* START DATA LINES *

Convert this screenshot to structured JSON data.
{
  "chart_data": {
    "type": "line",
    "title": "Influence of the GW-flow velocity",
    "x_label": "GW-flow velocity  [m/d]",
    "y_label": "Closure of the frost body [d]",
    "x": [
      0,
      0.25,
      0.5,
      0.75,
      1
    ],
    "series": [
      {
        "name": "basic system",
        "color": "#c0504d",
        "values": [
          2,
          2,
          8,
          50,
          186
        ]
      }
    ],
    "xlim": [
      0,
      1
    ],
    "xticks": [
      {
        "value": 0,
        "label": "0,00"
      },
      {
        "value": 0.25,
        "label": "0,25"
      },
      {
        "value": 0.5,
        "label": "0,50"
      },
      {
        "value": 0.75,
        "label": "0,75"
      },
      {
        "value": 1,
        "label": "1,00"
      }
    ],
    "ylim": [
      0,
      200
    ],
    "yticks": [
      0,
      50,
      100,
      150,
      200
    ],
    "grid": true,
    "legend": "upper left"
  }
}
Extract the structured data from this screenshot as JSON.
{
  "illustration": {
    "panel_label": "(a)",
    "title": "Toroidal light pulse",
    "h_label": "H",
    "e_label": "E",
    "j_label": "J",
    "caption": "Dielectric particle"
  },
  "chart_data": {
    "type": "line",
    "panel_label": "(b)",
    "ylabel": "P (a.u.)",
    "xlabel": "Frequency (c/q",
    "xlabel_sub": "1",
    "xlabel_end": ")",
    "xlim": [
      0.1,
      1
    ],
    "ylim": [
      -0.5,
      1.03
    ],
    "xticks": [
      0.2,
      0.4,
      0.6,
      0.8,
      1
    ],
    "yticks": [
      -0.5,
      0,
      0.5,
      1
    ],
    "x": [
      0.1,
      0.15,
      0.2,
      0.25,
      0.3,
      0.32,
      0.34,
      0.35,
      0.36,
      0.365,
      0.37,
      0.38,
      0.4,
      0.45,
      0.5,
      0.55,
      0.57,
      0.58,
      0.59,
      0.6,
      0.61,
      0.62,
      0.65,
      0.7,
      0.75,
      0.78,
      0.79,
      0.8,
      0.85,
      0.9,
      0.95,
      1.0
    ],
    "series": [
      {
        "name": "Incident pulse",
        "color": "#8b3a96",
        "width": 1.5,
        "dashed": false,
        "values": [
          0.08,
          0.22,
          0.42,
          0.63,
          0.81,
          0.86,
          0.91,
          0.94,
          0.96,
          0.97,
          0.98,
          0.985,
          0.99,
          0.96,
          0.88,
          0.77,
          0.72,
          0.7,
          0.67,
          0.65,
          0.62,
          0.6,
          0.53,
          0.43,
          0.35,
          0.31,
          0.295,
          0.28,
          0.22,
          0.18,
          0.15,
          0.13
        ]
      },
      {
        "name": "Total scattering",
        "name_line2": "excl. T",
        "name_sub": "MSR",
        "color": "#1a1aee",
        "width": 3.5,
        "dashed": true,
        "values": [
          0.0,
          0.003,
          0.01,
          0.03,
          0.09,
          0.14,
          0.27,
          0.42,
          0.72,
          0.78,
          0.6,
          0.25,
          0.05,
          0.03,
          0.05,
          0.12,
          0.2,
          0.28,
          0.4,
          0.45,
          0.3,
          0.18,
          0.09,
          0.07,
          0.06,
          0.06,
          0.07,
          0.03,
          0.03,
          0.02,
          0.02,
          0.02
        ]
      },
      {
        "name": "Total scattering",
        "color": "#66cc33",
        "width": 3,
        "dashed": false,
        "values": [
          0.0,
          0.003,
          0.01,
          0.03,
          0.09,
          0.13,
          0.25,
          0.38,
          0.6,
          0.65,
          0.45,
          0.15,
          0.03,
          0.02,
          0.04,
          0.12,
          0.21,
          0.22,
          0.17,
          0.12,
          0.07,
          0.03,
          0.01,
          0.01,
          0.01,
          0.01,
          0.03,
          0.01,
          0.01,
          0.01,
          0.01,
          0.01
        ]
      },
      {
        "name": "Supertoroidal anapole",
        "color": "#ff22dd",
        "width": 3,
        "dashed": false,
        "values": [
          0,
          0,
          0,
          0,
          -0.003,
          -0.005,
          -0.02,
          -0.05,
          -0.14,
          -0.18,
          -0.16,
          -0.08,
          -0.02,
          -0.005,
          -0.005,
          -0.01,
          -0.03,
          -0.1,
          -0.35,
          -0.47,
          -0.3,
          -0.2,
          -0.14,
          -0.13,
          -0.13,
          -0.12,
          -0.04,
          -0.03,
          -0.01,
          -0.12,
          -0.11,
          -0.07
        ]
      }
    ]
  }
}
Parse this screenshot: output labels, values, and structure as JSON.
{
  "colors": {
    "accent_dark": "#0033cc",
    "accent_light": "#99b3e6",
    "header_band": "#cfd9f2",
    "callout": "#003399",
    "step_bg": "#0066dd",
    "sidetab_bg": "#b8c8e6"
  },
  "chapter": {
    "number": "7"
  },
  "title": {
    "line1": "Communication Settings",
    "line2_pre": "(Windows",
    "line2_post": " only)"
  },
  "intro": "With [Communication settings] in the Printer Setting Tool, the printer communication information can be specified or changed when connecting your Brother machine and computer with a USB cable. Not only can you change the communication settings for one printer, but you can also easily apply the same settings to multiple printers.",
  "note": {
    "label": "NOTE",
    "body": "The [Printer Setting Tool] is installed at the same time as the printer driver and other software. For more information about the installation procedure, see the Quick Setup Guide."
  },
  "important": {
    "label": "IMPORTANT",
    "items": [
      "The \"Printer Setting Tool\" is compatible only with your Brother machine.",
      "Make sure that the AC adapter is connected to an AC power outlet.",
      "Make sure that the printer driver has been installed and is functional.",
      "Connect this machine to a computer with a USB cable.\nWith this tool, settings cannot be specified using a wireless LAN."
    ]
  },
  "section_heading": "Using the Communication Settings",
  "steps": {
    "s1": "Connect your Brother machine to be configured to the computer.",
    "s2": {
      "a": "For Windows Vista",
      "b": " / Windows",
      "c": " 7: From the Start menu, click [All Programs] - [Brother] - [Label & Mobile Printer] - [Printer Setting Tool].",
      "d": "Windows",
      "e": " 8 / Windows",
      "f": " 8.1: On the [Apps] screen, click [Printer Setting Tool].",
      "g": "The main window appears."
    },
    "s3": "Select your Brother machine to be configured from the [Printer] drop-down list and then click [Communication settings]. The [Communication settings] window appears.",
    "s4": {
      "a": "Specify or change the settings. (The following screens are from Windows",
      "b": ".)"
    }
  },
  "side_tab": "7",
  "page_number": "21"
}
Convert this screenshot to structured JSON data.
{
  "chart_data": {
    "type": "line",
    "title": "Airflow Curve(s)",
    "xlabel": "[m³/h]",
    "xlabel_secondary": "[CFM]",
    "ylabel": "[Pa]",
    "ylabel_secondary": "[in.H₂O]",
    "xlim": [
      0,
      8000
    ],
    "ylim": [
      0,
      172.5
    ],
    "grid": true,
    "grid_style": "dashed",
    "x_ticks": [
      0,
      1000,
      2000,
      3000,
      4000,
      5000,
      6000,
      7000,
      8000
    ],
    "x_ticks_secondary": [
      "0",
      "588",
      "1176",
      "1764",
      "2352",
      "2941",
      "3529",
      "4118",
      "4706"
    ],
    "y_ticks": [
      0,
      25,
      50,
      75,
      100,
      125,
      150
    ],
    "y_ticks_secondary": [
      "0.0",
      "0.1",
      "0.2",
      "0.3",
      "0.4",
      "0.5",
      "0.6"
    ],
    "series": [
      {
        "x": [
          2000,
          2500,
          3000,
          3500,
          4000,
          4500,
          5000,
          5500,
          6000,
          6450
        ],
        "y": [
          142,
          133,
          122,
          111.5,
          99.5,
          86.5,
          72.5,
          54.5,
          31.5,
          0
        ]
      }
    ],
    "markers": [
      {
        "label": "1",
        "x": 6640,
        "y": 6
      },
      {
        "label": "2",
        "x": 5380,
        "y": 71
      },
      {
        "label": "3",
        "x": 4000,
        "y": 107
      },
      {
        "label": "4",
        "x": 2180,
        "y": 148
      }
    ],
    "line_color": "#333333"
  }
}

* END DATA LINES *

• _AIM OF THE EXERCISE_
Look through the entries above for the word "pulse". Copy every line where it shows up.

• _THE OUTPUT_
    "title": "Toroidal light pulse",
        "name": "Incident pulse",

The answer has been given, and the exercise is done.